» TASK TO CARRY OUT:
Of all the lines in the material below, how many include the string "xlabel"? Give the number only.

» MATERIAL SUPPLIED:
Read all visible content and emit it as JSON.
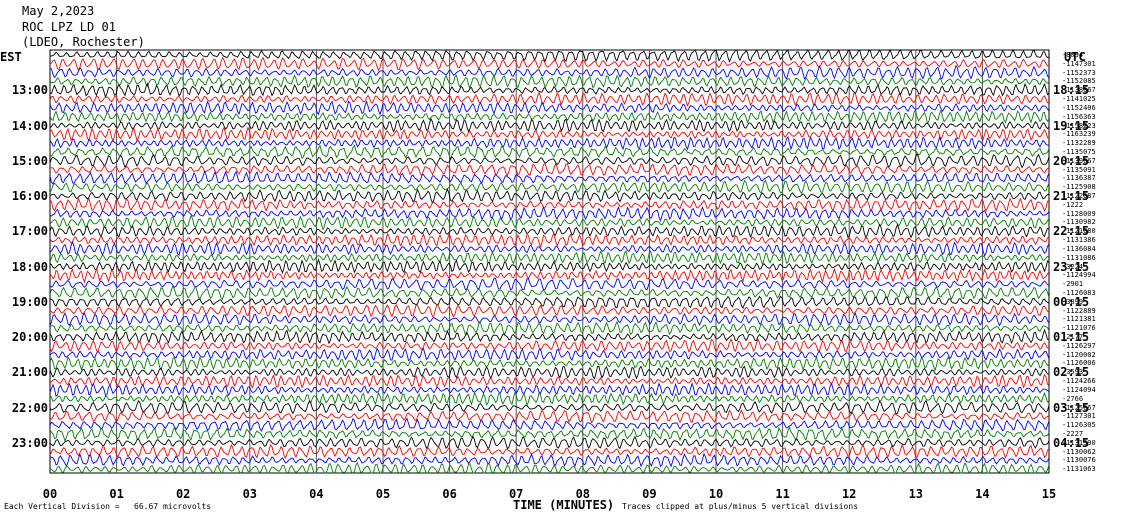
{
  "header": {
    "date": "May 2,2023",
    "station": "ROC LPZ LD 01",
    "network": "(LDEO, Rochester)"
  },
  "labels": {
    "left_zone": "EST",
    "right_zone": "UTC"
  },
  "footer": {
    "division": "Each Vertical Division =   66.67 microvolts",
    "clip": "Traces clipped at plus/minus 5 vertical divisions"
  },
  "chart_data": {
    "type": "line",
    "title": "",
    "xlabel": "TIME (MINUTES)",
    "ylabel": "",
    "x_ticks": [
      "00",
      "01",
      "02",
      "03",
      "04",
      "05",
      "06",
      "07",
      "08",
      "09",
      "10",
      "11",
      "12",
      "13",
      "14",
      "15"
    ],
    "xlim": [
      0,
      15
    ],
    "grid": true,
    "left_time_labels": [
      "13:00",
      "14:00",
      "15:00",
      "16:00",
      "17:00",
      "18:00",
      "19:00",
      "20:00",
      "21:00",
      "22:00",
      "23:00"
    ],
    "right_time_labels": [
      "18:15",
      "19:15",
      "20:15",
      "21:15",
      "22:15",
      "23:15",
      "00:15",
      "01:15",
      "02:15",
      "03:15",
      "04:15"
    ],
    "trace_colors": [
      "#000000",
      "#ff0000",
      "#0000ff",
      "#008000"
    ],
    "trace_counts": [
      "-8094",
      "-1147301",
      "-1152373",
      "-1152085",
      "-1138067",
      "-1141025",
      "-1152406",
      "-1156363",
      "-1158223",
      "-1163239",
      "-1132289",
      "-1135075",
      "-1139067",
      "-1135091",
      "-1136387",
      "-1125908",
      "-1122087",
      "-1222",
      "-1128009",
      "-1130982",
      "-1121080",
      "-1131386",
      "-1136084",
      "-1131086",
      "-3224",
      "-1124994",
      "-2901",
      "-1126083",
      "-3899",
      "-1122889",
      "-1121381",
      "-1121076",
      "-2177",
      "-1126297",
      "-1120002",
      "-1126006",
      "-3593",
      "-1124266",
      "-1124094",
      "-2766",
      "-1125067",
      "-1127301",
      "-1126305",
      "-2227",
      "-1131390",
      "-1130062",
      "-1130076",
      "-1131063"
    ]
  }
}
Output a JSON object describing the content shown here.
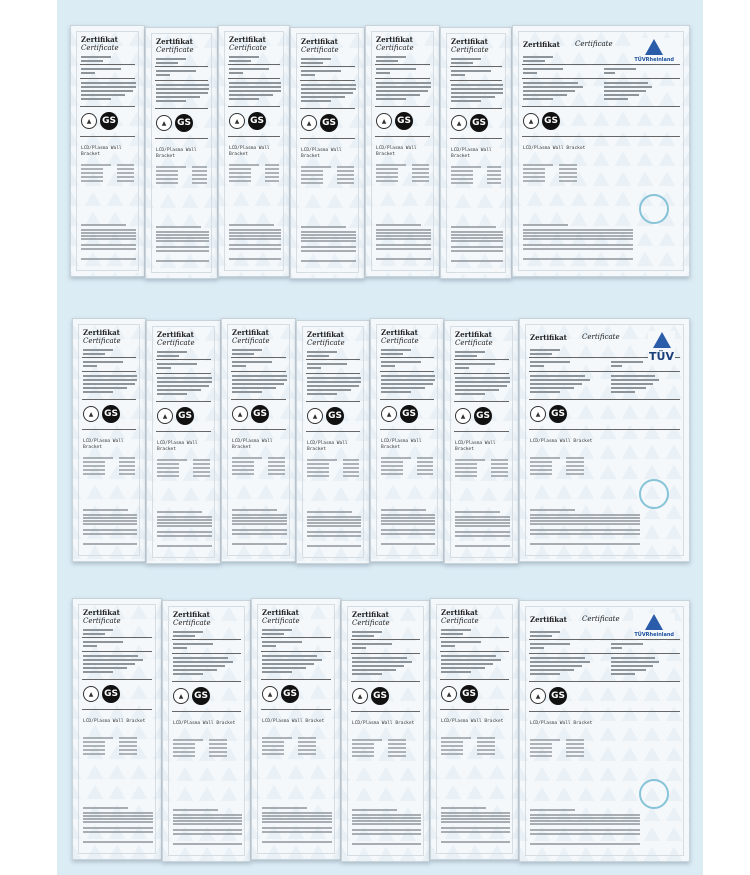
{
  "certificate": {
    "title_de": "Zertifikat",
    "title_en": "Certificate",
    "mark_gs": "GS",
    "product": "LCD/Plasma Wall Bracket"
  },
  "brands": {
    "rheinland": "TÜVRheinland",
    "tuv": "TÜV"
  },
  "rows": [
    {
      "count": 7,
      "brand": "rheinland"
    },
    {
      "count": 7,
      "brand": "tuv"
    },
    {
      "count": 6,
      "brand": "rheinland"
    }
  ],
  "colors": {
    "background": "#dcecf5",
    "paper": "#f4f8fb",
    "brand_blue": "#1b4f9c"
  }
}
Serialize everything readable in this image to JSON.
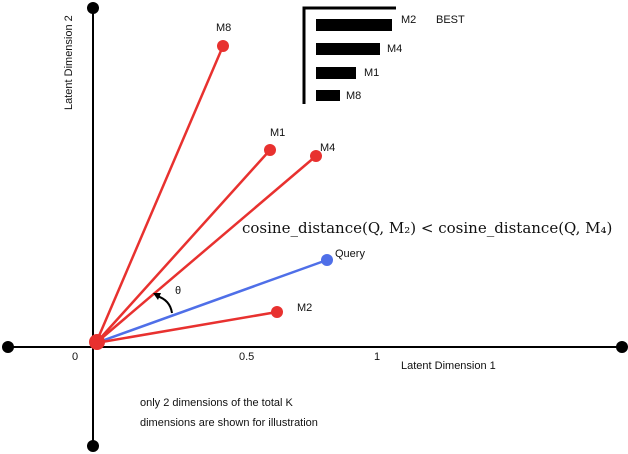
{
  "axes": {
    "x_label": "Latent Dimension 1",
    "y_label": "Latent Dimension 2",
    "x_ticks": [
      "0",
      "0.5",
      "1"
    ]
  },
  "vectors": [
    {
      "label": "M8"
    },
    {
      "label": "M1"
    },
    {
      "label": "M4"
    },
    {
      "label": "Query"
    },
    {
      "label": "M2"
    }
  ],
  "ranking": {
    "items": [
      "M2",
      "M4",
      "M1",
      "M8"
    ],
    "best_label": "BEST"
  },
  "formula": "cosine_distance(Q, M₂) < cosine_distance(Q, M₄)",
  "angle_label": "θ",
  "note": [
    "only 2 dimensions of the total K",
    "dimensions are shown for illustration"
  ]
}
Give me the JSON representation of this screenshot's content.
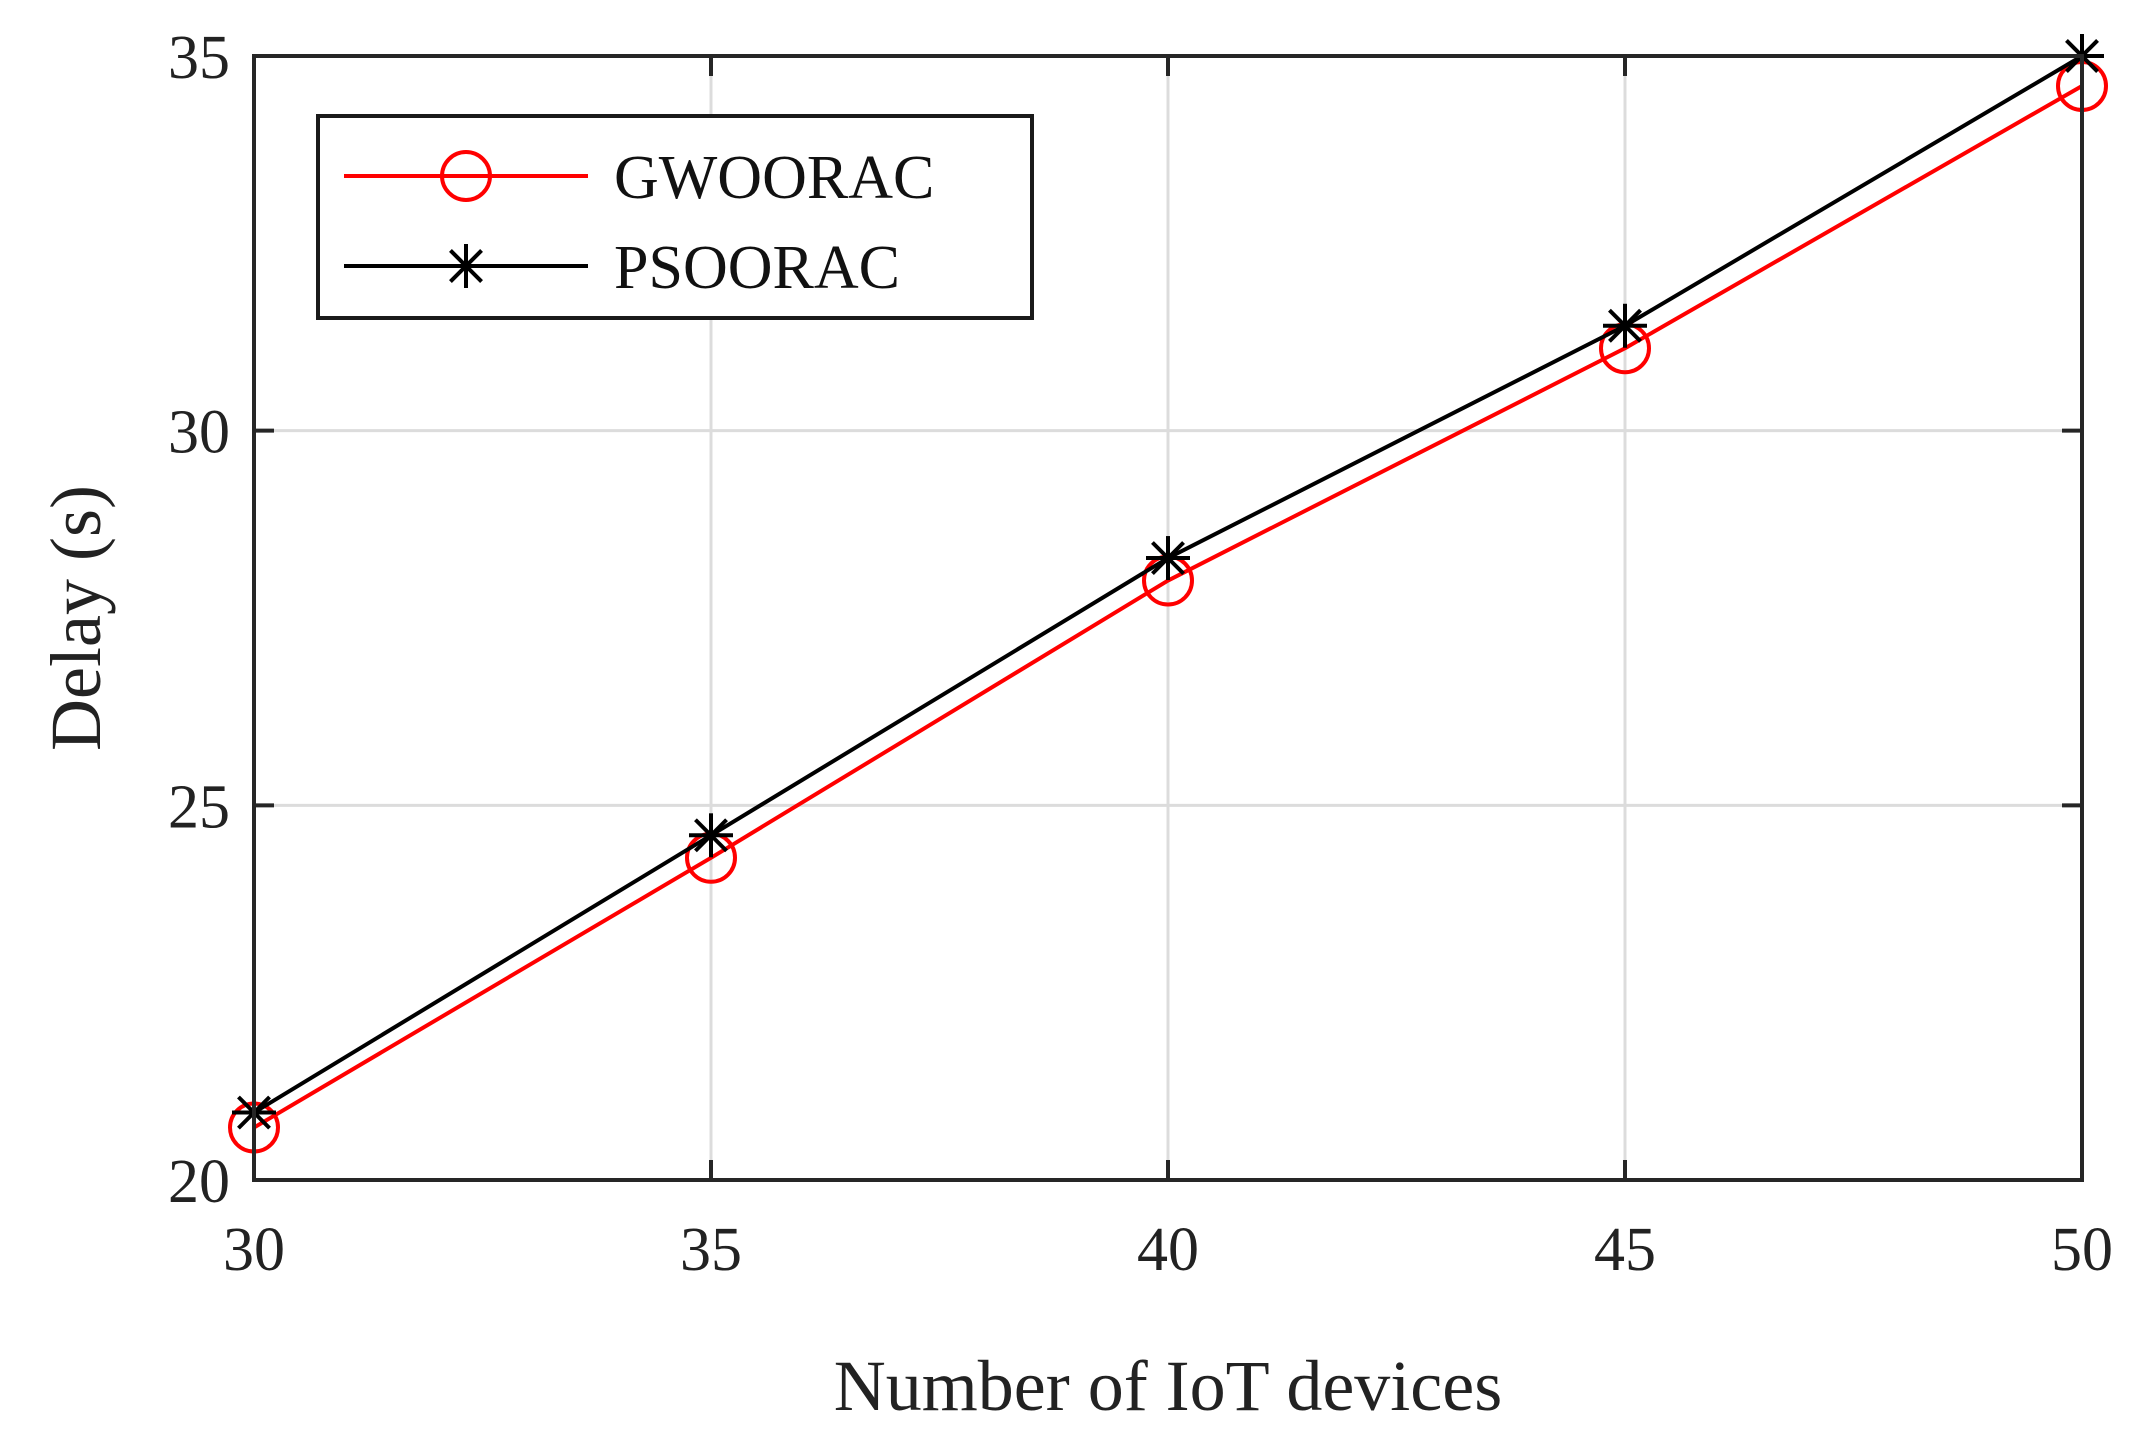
{
  "chart_data": {
    "type": "line",
    "xlabel": "Number of IoT devices",
    "ylabel": "Delay (s)",
    "x": [
      30,
      35,
      40,
      45,
      50
    ],
    "xlim": [
      30,
      50
    ],
    "ylim": [
      20,
      35
    ],
    "xticks": [
      "30",
      "35",
      "40",
      "45",
      "50"
    ],
    "yticks": [
      "20",
      "25",
      "30",
      "35"
    ],
    "grid": true,
    "legend_position": "top-left",
    "series": [
      {
        "name": "GWOORAC",
        "values": [
          20.7,
          24.3,
          28.0,
          31.1,
          34.6
        ],
        "color": "#ff0000",
        "marker": "circle"
      },
      {
        "name": "PSOORAC",
        "values": [
          20.9,
          24.6,
          28.3,
          31.4,
          35.0
        ],
        "color": "#000000",
        "marker": "asterisk"
      }
    ]
  }
}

» TASK ANSWER:
2